[PROBLEM DETAILS]:
Every line that includes the word "name" is to be listed.

Records:
--- START ---
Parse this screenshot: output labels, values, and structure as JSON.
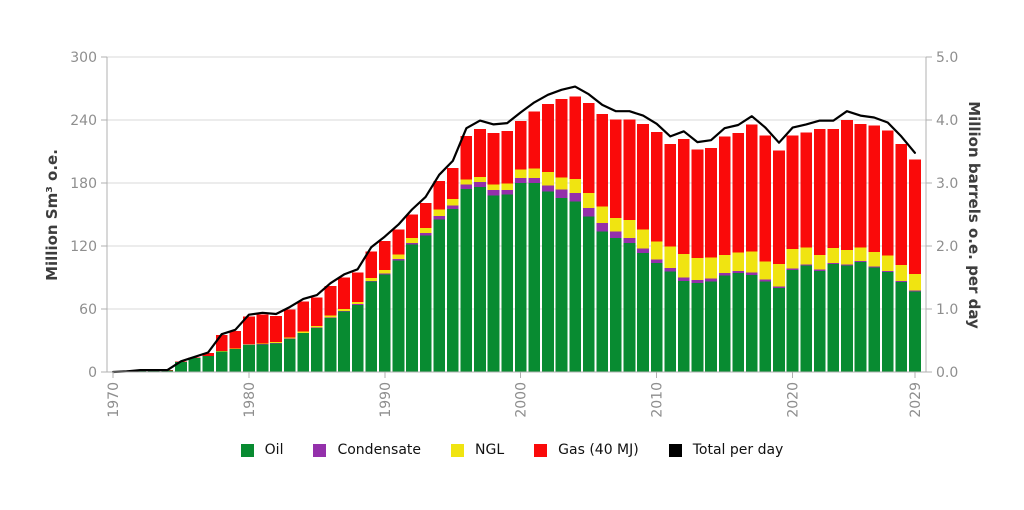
{
  "chart_data": {
    "type": "bar",
    "stacked": true,
    "title": "",
    "xlabel": "",
    "ylabel_left": "Million Sm³ o.e.",
    "ylabel_right": "Million barrels o.e. per day",
    "ylim_left": [
      0,
      300
    ],
    "ylim_right": [
      0,
      5
    ],
    "y_left_tick_labels": [
      "0",
      "60",
      "120",
      "180",
      "240",
      "300"
    ],
    "y_left_tick_values": [
      0,
      60,
      120,
      180,
      240,
      300
    ],
    "y_right_tick_labels": [
      "0.0",
      "1.0",
      "2.0",
      "3.0",
      "4.0",
      "5.0"
    ],
    "y_right_tick_values": [
      0,
      1,
      2,
      3,
      4,
      5
    ],
    "x_tick_labels": [
      "1970",
      "1980",
      "1990",
      "2000",
      "2010",
      "2020",
      "2029"
    ],
    "x_tick_years": [
      1970,
      1980,
      1990,
      2000,
      2010,
      2020,
      2029
    ],
    "grid": true,
    "legend_position": "bottom",
    "categories": [
      1970,
      1971,
      1972,
      1973,
      1974,
      1975,
      1976,
      1977,
      1978,
      1979,
      1980,
      1981,
      1982,
      1983,
      1984,
      1985,
      1986,
      1987,
      1988,
      1989,
      1990,
      1991,
      1992,
      1993,
      1994,
      1995,
      1996,
      1997,
      1998,
      1999,
      2000,
      2001,
      2002,
      2003,
      2004,
      2005,
      2006,
      2007,
      2008,
      2009,
      2010,
      2011,
      2012,
      2013,
      2014,
      2015,
      2016,
      2017,
      2018,
      2019,
      2020,
      2021,
      2022,
      2023,
      2024,
      2025,
      2026,
      2027,
      2028,
      2029
    ],
    "series": [
      {
        "name": "Oil",
        "color": "#088b31",
        "values": [
          0,
          0.3,
          1.6,
          1.6,
          1.7,
          9.8,
          13.5,
          15.4,
          20.0,
          22.0,
          26.0,
          26.5,
          27.5,
          31.5,
          37.0,
          42.0,
          51.5,
          57.5,
          64.0,
          86.0,
          92.9,
          106.2,
          121.4,
          130.0,
          145.2,
          155.4,
          174.4,
          176.3,
          168.1,
          169.0,
          180.2,
          180.0,
          172.0,
          165.7,
          162.5,
          148.2,
          133.9,
          127.5,
          122.7,
          113.2,
          103.7,
          95.7,
          86.8,
          84.6,
          86.2,
          91.9,
          94.1,
          92.5,
          86.2,
          79.8,
          97.3,
          101.4,
          96.3,
          102.7,
          101.4,
          104.6,
          99.5,
          95.1,
          85.5,
          76.6
        ]
      },
      {
        "name": "Condensate",
        "color": "#9430ab",
        "values": [
          0,
          0,
          0,
          0,
          0,
          0,
          0,
          0,
          0,
          0,
          0.1,
          0.1,
          0.1,
          0.2,
          0.3,
          0.4,
          0.5,
          0.6,
          0.7,
          0.8,
          1.0,
          1.2,
          1.5,
          2.5,
          3.2,
          3.2,
          4.2,
          4.5,
          5.1,
          4.2,
          4.5,
          5.0,
          5.5,
          7.9,
          7.9,
          7.9,
          7.9,
          6.4,
          4.8,
          4.5,
          3.5,
          3.5,
          3.2,
          3.2,
          3.0,
          2.5,
          2.2,
          2.2,
          2.0,
          1.8,
          1.5,
          1.2,
          1.2,
          1.2,
          1.2,
          1.2,
          1.2,
          1.2,
          1.2,
          1.2
        ]
      },
      {
        "name": "NGL",
        "color": "#f0e411",
        "values": [
          0,
          0,
          0,
          0,
          0,
          0,
          0,
          0,
          0.1,
          0.4,
          0.6,
          0.7,
          0.8,
          1.0,
          1.3,
          1.6,
          1.7,
          1.8,
          2.0,
          2.5,
          3.1,
          4.5,
          4.7,
          4.8,
          6.4,
          6.3,
          4.7,
          5.1,
          5.4,
          6.3,
          8.2,
          9.0,
          13.0,
          11.8,
          13.4,
          14.3,
          15.9,
          12.8,
          17.5,
          17.8,
          17.1,
          20.4,
          22.2,
          20.6,
          19.8,
          17.2,
          17.5,
          20.1,
          17.0,
          21.1,
          18.2,
          16.0,
          14.1,
          14.1,
          13.8,
          12.8,
          13.4,
          14.7,
          15.4,
          15.4
        ]
      },
      {
        "name": "Gas (40 MJ)",
        "color": "#fa0a0a",
        "values": [
          0,
          0,
          0.1,
          0.1,
          0.1,
          0.3,
          0.3,
          2.7,
          15.0,
          16.5,
          26.0,
          27.5,
          25.0,
          27.0,
          28.5,
          27.0,
          28.0,
          30.0,
          28.0,
          25.5,
          27.6,
          23.8,
          22.4,
          23.8,
          26.9,
          29.5,
          41.3,
          45.7,
          49.2,
          49.9,
          46.0,
          54.3,
          64.8,
          74.7,
          78.8,
          85.6,
          88.1,
          93.7,
          95.4,
          100.8,
          104.3,
          97.6,
          109.7,
          103.4,
          104.3,
          112.9,
          113.9,
          120.8,
          119.9,
          108.4,
          108.1,
          109.7,
          119.9,
          113.5,
          123.7,
          117.7,
          120.6,
          118.9,
          115.1,
          109.0
        ]
      }
    ],
    "line_series": {
      "name": "Total per day",
      "color": "#000000",
      "axis": "right",
      "values": [
        0.0,
        0.01,
        0.03,
        0.03,
        0.03,
        0.17,
        0.24,
        0.31,
        0.6,
        0.67,
        0.91,
        0.94,
        0.92,
        1.03,
        1.16,
        1.22,
        1.41,
        1.55,
        1.63,
        1.98,
        2.15,
        2.34,
        2.58,
        2.78,
        3.13,
        3.35,
        3.87,
        3.99,
        3.93,
        3.95,
        4.12,
        4.28,
        4.4,
        4.48,
        4.53,
        4.41,
        4.24,
        4.14,
        4.14,
        4.07,
        3.94,
        3.74,
        3.82,
        3.65,
        3.68,
        3.87,
        3.92,
        4.06,
        3.88,
        3.64,
        3.88,
        3.93,
        3.99,
        3.99,
        4.14,
        4.07,
        4.04,
        3.96,
        3.74,
        3.48
      ]
    },
    "legend_items": [
      "Oil",
      "Condensate",
      "NGL",
      "Gas (40 MJ)",
      "Total per day"
    ]
  },
  "style_colors": {
    "grid": "#d9d9d9",
    "spine": "#b0b0b0",
    "tick_label": "#8e8e8e",
    "axis_title": "#3d3d3d",
    "legend_text": "#111111",
    "background": "#ffffff"
  }
}
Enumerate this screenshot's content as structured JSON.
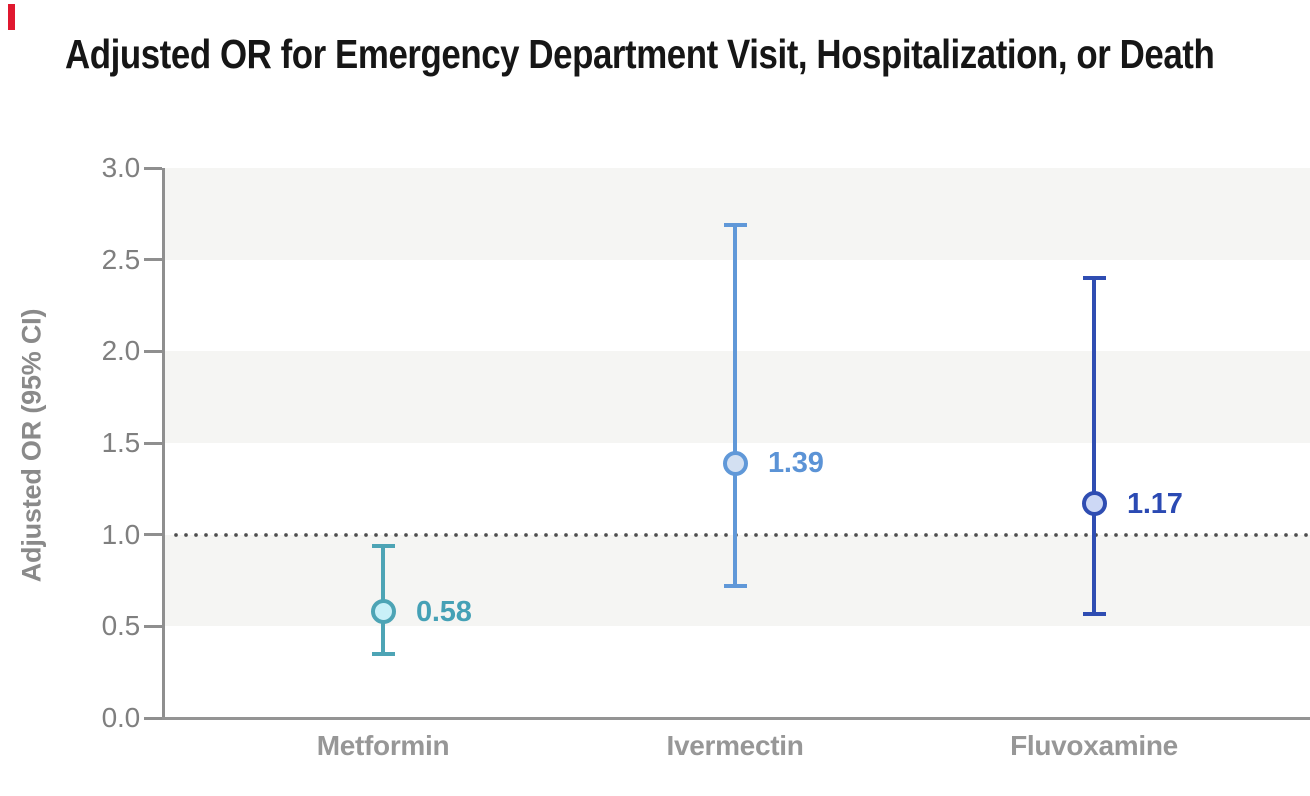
--- END ---
[SOLVED EXERCISE]:
        "name": "Oil",
        "name": "Condensate",
        "name": "NGL",
        "name": "Gas (40 MJ)",
      "name": "Total per day",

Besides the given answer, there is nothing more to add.